* [YOUR INSTRUCTIONS]:
Copy each line containing the word "κυρίως" from the records that follow, please.

════════

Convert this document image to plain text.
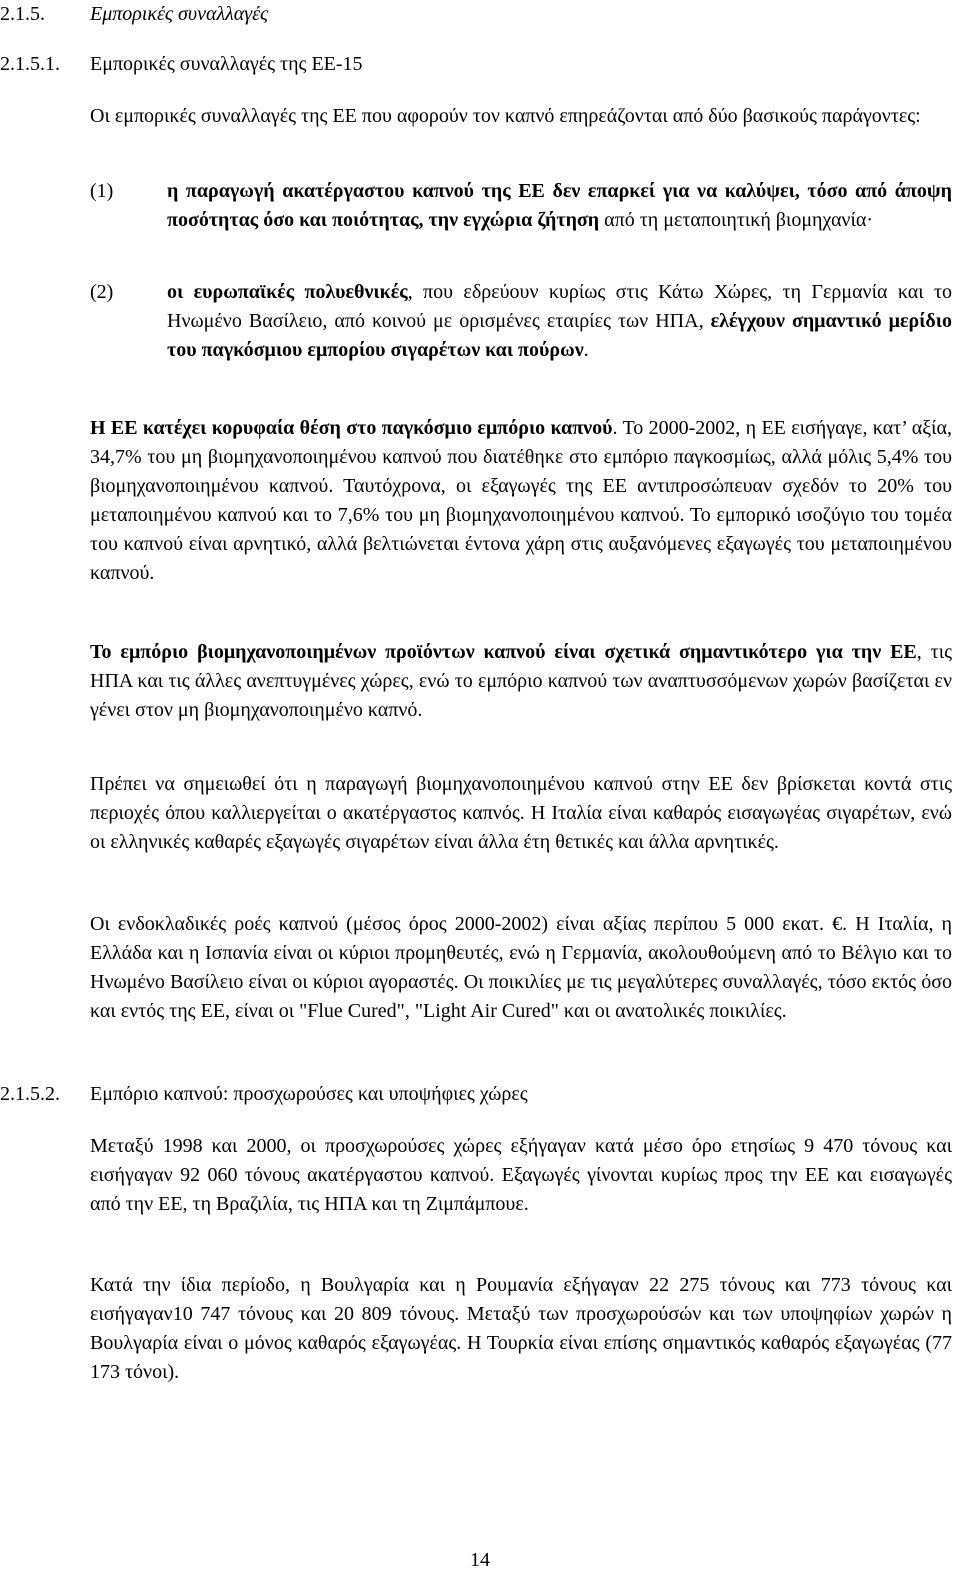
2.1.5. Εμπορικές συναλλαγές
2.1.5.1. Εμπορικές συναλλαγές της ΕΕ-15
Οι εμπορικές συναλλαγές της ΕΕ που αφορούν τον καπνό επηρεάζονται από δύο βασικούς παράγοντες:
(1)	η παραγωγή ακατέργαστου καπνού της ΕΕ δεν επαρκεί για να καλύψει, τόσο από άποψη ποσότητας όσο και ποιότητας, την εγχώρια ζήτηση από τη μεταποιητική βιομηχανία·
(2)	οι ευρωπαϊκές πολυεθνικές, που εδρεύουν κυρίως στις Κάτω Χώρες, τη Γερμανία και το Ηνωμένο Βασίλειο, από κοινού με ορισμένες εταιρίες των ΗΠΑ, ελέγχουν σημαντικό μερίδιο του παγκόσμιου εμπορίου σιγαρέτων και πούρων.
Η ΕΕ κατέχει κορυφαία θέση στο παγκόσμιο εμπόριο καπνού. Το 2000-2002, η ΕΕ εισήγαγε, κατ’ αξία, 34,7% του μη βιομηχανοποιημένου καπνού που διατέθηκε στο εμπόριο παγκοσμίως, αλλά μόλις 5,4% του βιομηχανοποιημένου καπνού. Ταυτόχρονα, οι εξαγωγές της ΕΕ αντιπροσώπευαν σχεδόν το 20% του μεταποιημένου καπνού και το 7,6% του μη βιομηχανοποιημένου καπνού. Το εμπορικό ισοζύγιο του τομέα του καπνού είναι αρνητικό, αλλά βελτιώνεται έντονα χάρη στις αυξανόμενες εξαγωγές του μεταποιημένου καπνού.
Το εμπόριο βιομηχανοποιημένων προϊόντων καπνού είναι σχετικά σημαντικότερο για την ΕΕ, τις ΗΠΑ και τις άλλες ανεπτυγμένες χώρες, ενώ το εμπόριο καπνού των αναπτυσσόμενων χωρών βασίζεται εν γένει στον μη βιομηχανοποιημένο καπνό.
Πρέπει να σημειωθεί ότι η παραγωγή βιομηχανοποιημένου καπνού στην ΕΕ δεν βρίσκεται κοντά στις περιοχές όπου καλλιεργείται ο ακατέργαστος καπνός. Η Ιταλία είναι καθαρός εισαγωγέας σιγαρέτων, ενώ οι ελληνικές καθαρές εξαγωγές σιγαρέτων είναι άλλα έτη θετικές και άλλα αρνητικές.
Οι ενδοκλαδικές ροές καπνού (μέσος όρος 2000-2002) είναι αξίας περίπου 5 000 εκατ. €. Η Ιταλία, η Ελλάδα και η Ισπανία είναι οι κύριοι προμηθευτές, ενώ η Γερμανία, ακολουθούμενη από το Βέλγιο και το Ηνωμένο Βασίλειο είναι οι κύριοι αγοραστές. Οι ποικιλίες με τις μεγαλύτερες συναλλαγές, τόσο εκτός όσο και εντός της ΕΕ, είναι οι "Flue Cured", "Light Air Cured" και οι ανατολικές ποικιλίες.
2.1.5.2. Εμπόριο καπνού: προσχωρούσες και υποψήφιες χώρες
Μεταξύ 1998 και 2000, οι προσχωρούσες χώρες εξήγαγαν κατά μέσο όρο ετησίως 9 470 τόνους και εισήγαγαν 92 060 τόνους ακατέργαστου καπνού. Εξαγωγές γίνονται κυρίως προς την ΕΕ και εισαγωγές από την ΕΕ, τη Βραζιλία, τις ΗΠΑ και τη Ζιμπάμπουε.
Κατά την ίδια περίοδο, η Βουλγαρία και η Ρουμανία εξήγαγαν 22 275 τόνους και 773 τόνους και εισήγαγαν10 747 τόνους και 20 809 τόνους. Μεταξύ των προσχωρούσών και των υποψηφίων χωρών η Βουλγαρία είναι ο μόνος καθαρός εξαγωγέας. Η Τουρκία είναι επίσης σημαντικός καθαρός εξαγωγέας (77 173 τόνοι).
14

════════

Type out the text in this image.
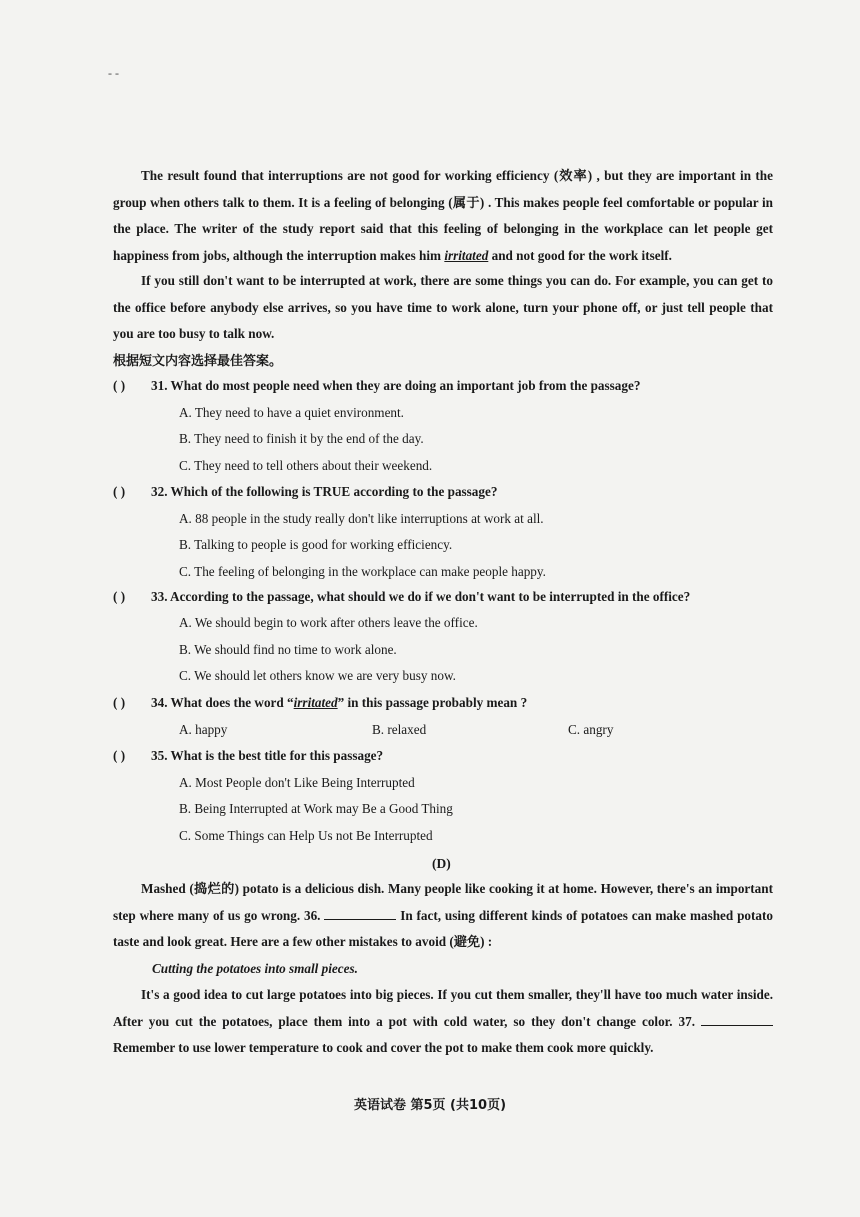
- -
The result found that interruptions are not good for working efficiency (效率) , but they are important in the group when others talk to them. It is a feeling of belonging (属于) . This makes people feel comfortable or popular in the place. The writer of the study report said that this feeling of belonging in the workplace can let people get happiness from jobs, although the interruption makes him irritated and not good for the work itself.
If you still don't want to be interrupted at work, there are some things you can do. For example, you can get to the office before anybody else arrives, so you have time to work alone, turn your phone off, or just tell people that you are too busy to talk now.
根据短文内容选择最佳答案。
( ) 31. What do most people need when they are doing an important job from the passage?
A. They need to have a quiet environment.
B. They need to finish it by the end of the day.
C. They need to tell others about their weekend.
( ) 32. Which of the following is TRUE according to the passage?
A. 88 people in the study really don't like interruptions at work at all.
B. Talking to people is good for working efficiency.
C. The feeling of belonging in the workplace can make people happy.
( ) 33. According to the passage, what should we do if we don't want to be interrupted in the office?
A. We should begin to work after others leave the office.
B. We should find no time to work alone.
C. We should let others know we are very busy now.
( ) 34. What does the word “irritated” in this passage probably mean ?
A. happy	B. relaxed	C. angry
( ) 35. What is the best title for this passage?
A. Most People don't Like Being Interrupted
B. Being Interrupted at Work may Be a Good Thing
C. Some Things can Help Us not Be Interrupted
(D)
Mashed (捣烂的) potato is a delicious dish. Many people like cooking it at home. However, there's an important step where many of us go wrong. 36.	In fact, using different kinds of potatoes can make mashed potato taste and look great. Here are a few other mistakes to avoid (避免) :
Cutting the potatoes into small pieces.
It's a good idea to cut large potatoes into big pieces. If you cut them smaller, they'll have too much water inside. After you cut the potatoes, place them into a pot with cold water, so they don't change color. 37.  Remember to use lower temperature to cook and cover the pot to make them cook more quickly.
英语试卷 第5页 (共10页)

════════

* [RESULT OF THE EXERCISE]:
(2)	οι ευρωπαϊκές πολυεθνικές, που εδρεύουν κυρίως στις Κάτω Χώρες, τη Γερμανία και το Ηνωμένο Βασίλειο, από κοινού με ορισμένες εταιρίες των ΗΠΑ, ελέγχουν σημαντικό μερίδιο του παγκόσμιου εμπορίου σιγαρέτων και πούρων.
Μεταξύ 1998 και 2000, οι προσχωρούσες χώρες εξήγαγαν κατά μέσο όρο ετησίως 9 470 τόνους και εισήγαγαν 92 060 τόνους ακατέργαστου καπνού. Εξαγωγές γίνονται κυρίως προς την ΕΕ και εισαγωγές από την ΕΕ, τη Βραζιλία, τις ΗΠΑ και τη Ζιμπάμπουε.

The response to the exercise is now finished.